Problem to work on » Filter these entries, keeping only lines that hold the word "怎么回事".

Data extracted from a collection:

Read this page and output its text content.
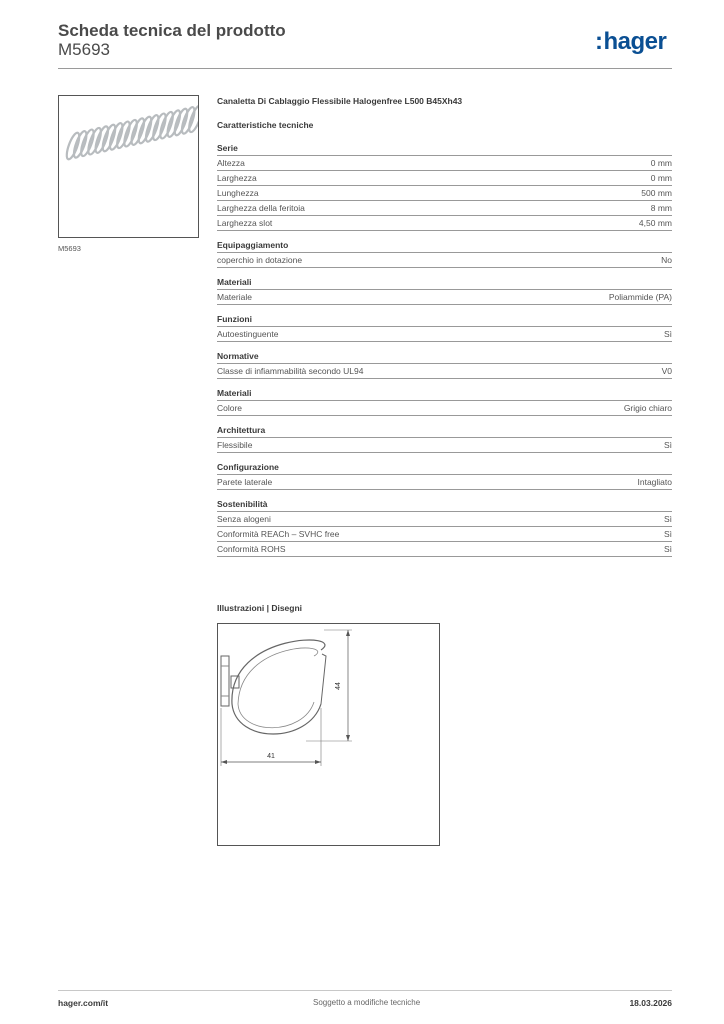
Scheda tecnica del prodotto
M5693	:hager
M5693
Canaletta Di Cablaggio Flessibile Halogenfree L500 B45Xh43
Caratteristiche tecniche
Serie
Altezza	0 mm
Larghezza	0 mm
Lunghezza	500 mm
Larghezza della feritoia	8 mm
Larghezza slot	4,50 mm
Equipaggiamento
coperchio in dotazione	No
Materiali
Materiale	Poliammide (PA)
Funzioni
Autoestinguente	Sì
Normative
Classe di infiammabilità secondo UL94	V0
Materiali
Colore	Grigio chiaro
Architettura
Flessibile	Sì
Configurazione
Parete laterale	Intagliato
Sostenibilità
Senza alogeni	Sì
Conformità REACh – SVHC free	Sì
Conformità ROHS	Sì
Illustrazioni | Disegni
44
41
hager.com/it	Soggetto a modifiche tecniche	18.03.2026
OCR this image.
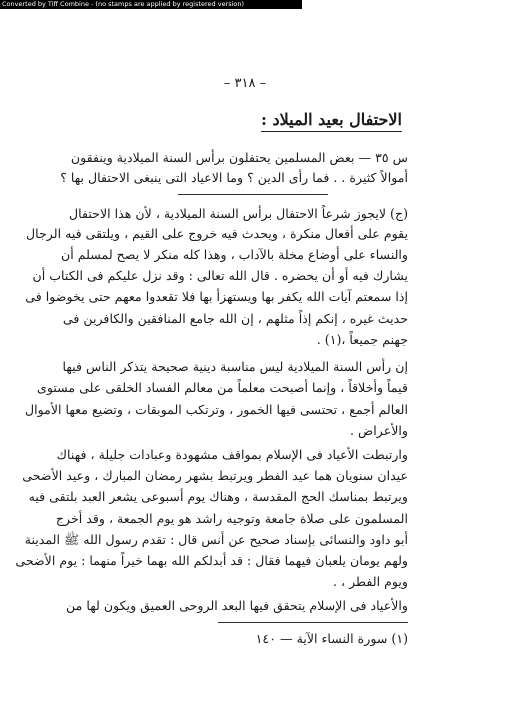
Converted by Tiff Combine - (no stamps are applied by registered version)
– ٣١٨ –
الاحتفال بعيد الميلاد :
س ٣٥ — بعض المسلمين يحتفلون برأس السنة الميلادية وينفقون
أموالاً كثيرة . . فما رأى الدين ؟ وما الاعياد التى ينبغى الاحتفال بها ؟
(ج) لايجوز شرعاً الاحتفال برأس السنة الميلادية ، لأن هذا الاحتفال
يقوم على أفعال منكرة ، ويحدث فيه خروج على القيم ، ويلتقى فيه الرجال
والنساء على أوضاع مخلة بالآداب ، وهذا كله منكر لا يصح لمسلم أن
يشارك فيه أو أن يحضره . قال الله تعالى : وقد نزل عليكم فى الكتاب أن
إذا سمعتم آيات الله يكفر بها ويستهزأ بها فلا تقعدوا معهم حتى يخوضوا فى
حديث غيره ، إنكم إذاً مثلهم ، إن الله جامع المنافقين والكافرين فى
جهنم جميعاً ،(١) .
إن رأس السنة الميلادية ليس مناسبة دينية صحيحة يتذكر الناس فيها
قيماً وأخلاقاً ، وإنما أصبحت معلماً من معالم الفساد الخلقى على مستوى
العالم أجمع ، تحتسى فيها الخمور ، وترتكب الموبقات ، وتضيع معها الأموال
والأعراض .
وارتبطت الأعياد فى الإسلام بمواقف مشهودة وعبادات جليلة ، فهناك
عيدان سنويان هما عيد الفطر ويرتبط بشهر رمضان المبارك ، وعيد الأضحى
ويرتبط بمناسك الحج المقدسة ، وهناك يوم أسبوعى يشعر العبد بلتقى فيه
المسلمون على صلاة جامعة وتوجيه راشد هو يوم الجمعة ، وقد أخرج
أبو داود والنسائى بإسناد صحيح عن أنس قال : تقدم رسول الله ﷺ المدينة
ولهم يومان يلعبان فيهما فقال : قد أبدلكم الله بهما خيراً منهما : يوم الأضحى
ويوم الفطر ، .
والأعياد فى الإسلام يتحقق فيها البعد الروحى العميق ويكون لها من
(١) سورة النساء الآية — ١٤٠
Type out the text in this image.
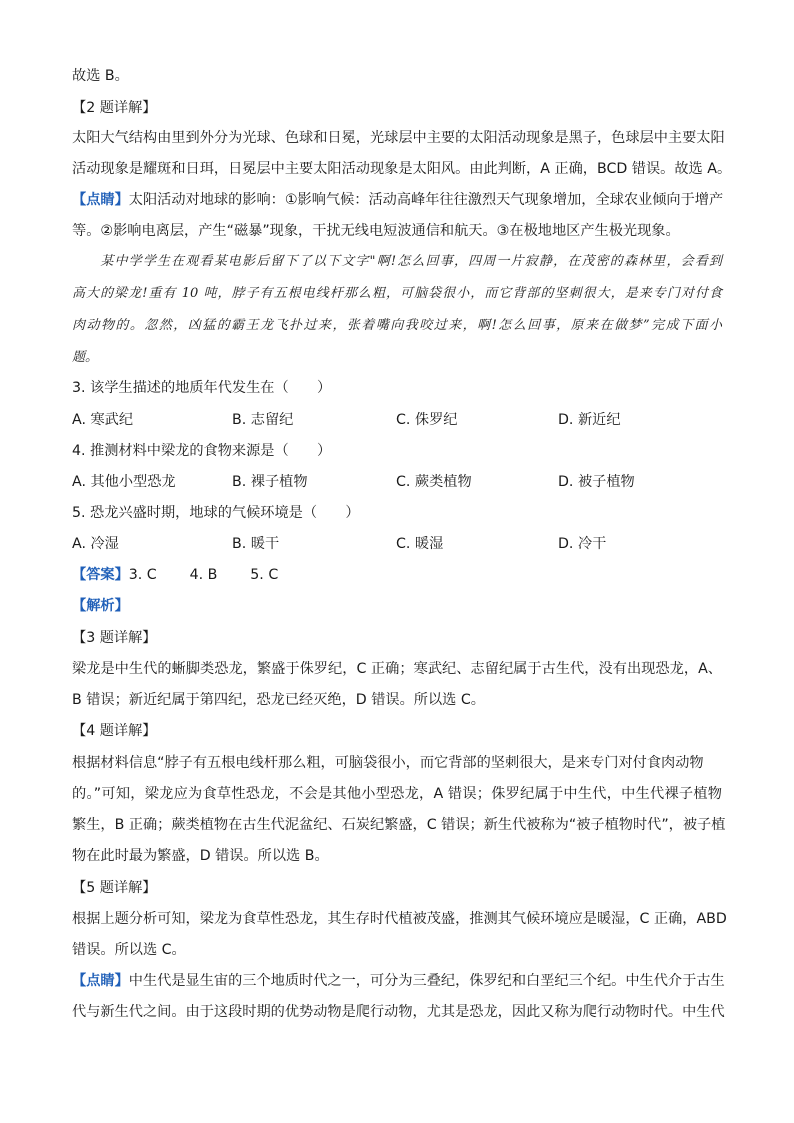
故选 B。
【2 题详解】
太阳大气结构由里到外分为光球、色球和日冕，光球层中主要的太阳活动现象是黑子，色球层中主要太阳
活动现象是耀斑和日珥，日冕层中主要太阳活动现象是太阳风。由此判断，A 正确，BCD 错误。故选 A。
【点睛】太阳活动对地球的影响：①影响气候：活动高峰年往往激烈天气现象增加，全球农业倾向于增产
等。②影响电离层，产生“磁暴”现象，干扰无线电短波通信和航天。③在极地地区产生极光现象。
　　某中学学生在观看某电影后留下了以下文字"啊!怎么回事，四周一片寂静，在茂密的森林里，会看到
高大的梁龙!重有 10 吨，脖子有五根电线杆那么粗，可脑袋很小，而它背部的坚刺很大，是来专门对付食
肉动物的。忽然，凶猛的霸王龙飞扑过来，张着嘴向我咬过来，啊!怎么回事，原来在做梦”完成下面小
题。
3. 该学生描述的地质年代发生在（　　）
A. 寒武纪	B. 志留纪	C. 侏罗纪	D. 新近纪
4. 推测材料中梁龙的食物来源是（　　）
A. 其他小型恐龙	B. 裸子植物	C. 蕨类植物	D. 被子植物
5. 恐龙兴盛时期，地球的气候环境是（　　）
A. 冷湿	B. 暖干	C. 暖湿	D. 冷干
【答案】3. C　　 4. B　　 5. C
【解析】
【3 题详解】
梁龙是中生代的蜥脚类恐龙，繁盛于侏罗纪，C 正确；寒武纪、志留纪属于古生代，没有出现恐龙，A、
B 错误；新近纪属于第四纪，恐龙已经灭绝，D 错误。所以选 C。
【4 题详解】
根据材料信息“脖子有五根电线杆那么粗，可脑袋很小，而它背部的坚刺很大，是来专门对付食肉动物
的。”可知，梁龙应为食草性恐龙，不会是其他小型恐龙，A 错误；侏罗纪属于中生代，中生代裸子植物
繁生，B 正确；蕨类植物在古生代泥盆纪、石炭纪繁盛，C 错误；新生代被称为“被子植物时代”，被子植
物在此时最为繁盛，D 错误。所以选 B。
【5 题详解】
根据上题分析可知，梁龙为食草性恐龙，其生存时代植被茂盛，推测其气候环境应是暖湿，C 正确，ABD
错误。所以选 C。
【点睛】中生代是显生宙的三个地质时代之一，可分为三叠纪，侏罗纪和白垩纪三个纪。中生代介于古生
代与新生代之间。由于这段时期的优势动物是爬行动物，尤其是恐龙，因此又称为爬行动物时代。中生代
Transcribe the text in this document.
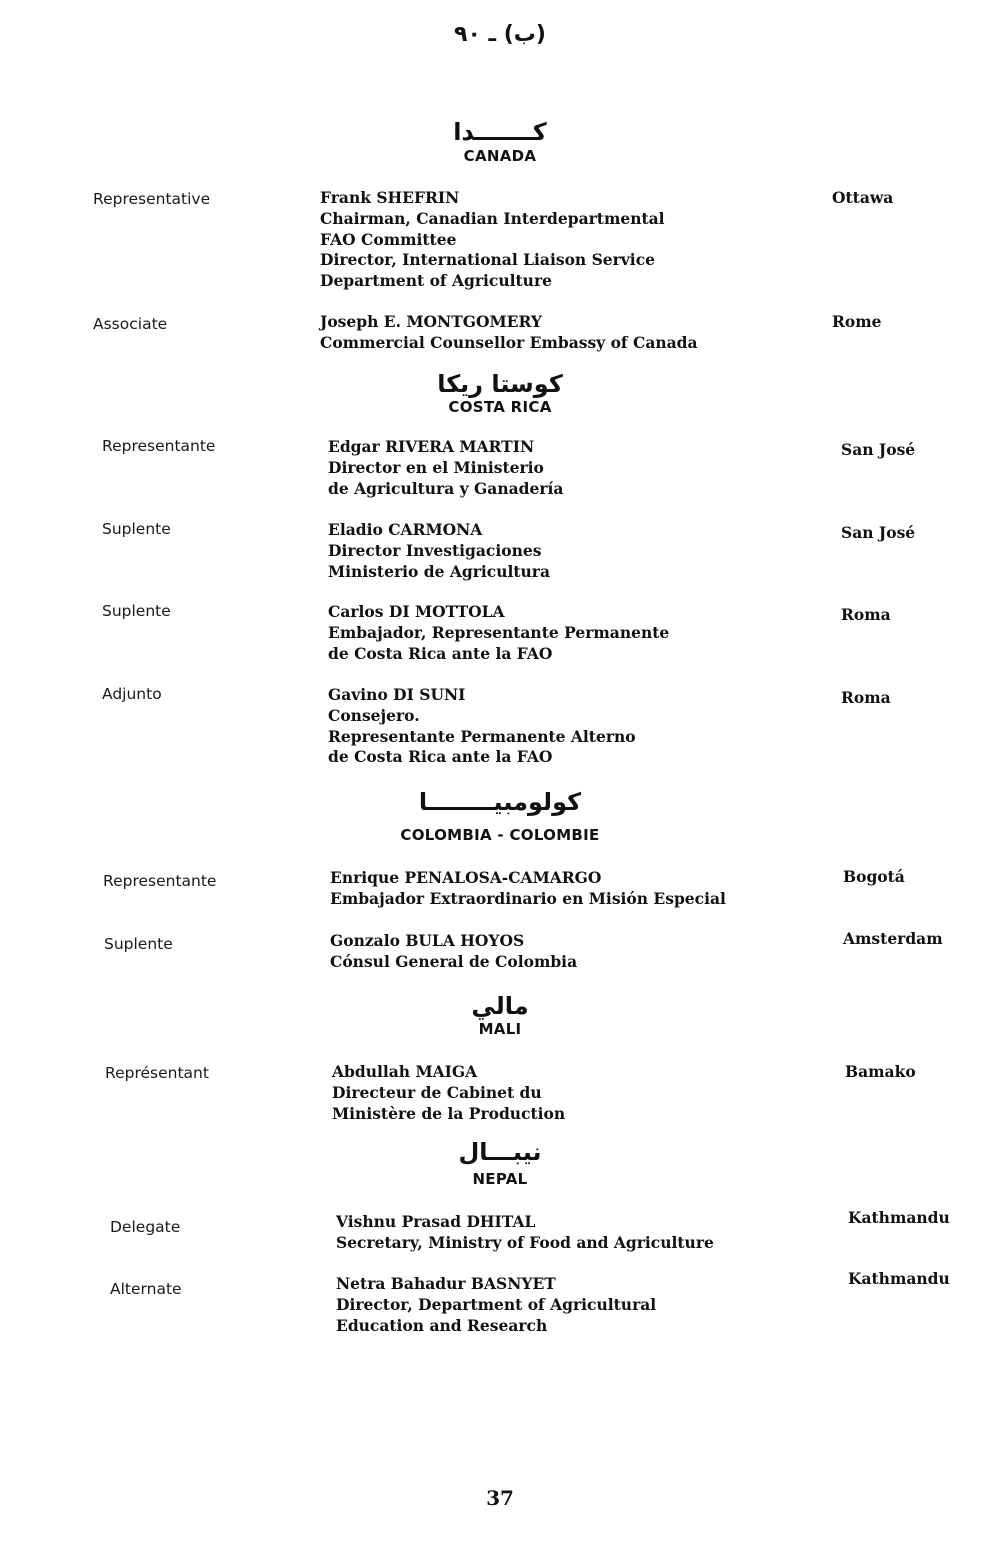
(ب) ـ ٩٠
كـــــــدا
CANADA
Representative	Frank SHEFRIN
Chairman, Canadian Interdepartmental
FAO Committee
Director, International Liaison Service
Department of Agriculture
Ottawa
Associate	Joseph E. MONTGOMERY
Commercial Counsellor Embassy of Canada
Rome
كوستا ريكا
COSTA RICA
Representante	Edgar RIVERA MARTIN
Director en el Ministerio
de Agricultura y Ganadería
San José
Suplente	Eladio CARMONA
Director Investigaciones
Ministerio de Agricultura
San José
Suplente	Carlos DI MOTTOLA
Embajador, Representante Permanente
de Costa Rica ante la FAO
Roma
Adjunto	Gavino DI SUNI
Consejero.
Representante Permanente Alterno
de Costa Rica ante la FAO
Roma
كولومبيــــــــا
COLOMBIA - COLOMBIE
Representante	Enrique PENALOSA-CAMARGO
Embajador Extraordinario en Misión Especial
Bogotá
Suplente	Gonzalo BULA HOYOS
Cónsul General de Colombia
Amsterdam
مالي
MALI
Représentant	Abdullah MAIGA
Directeur de Cabinet du
Ministère de la Production
Bamako
نيبـــال
NEPAL
Delegate	Vishnu Prasad DHITAL
Secretary, Ministry of Food and Agriculture
Kathmandu
Alternate	Netra Bahadur BASNYET
Director, Department of Agricultural
Education and Research
Kathmandu
37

The response »
　　某中学学生在观看某电影后留下了以下文字"啊!怎么回事，四周一片寂静，在茂密的森林里，会看到
肉动物的。忽然，凶猛的霸王龙飞扑过来，张着嘴向我咬过来，啊!怎么回事，原来在做梦”完成下面小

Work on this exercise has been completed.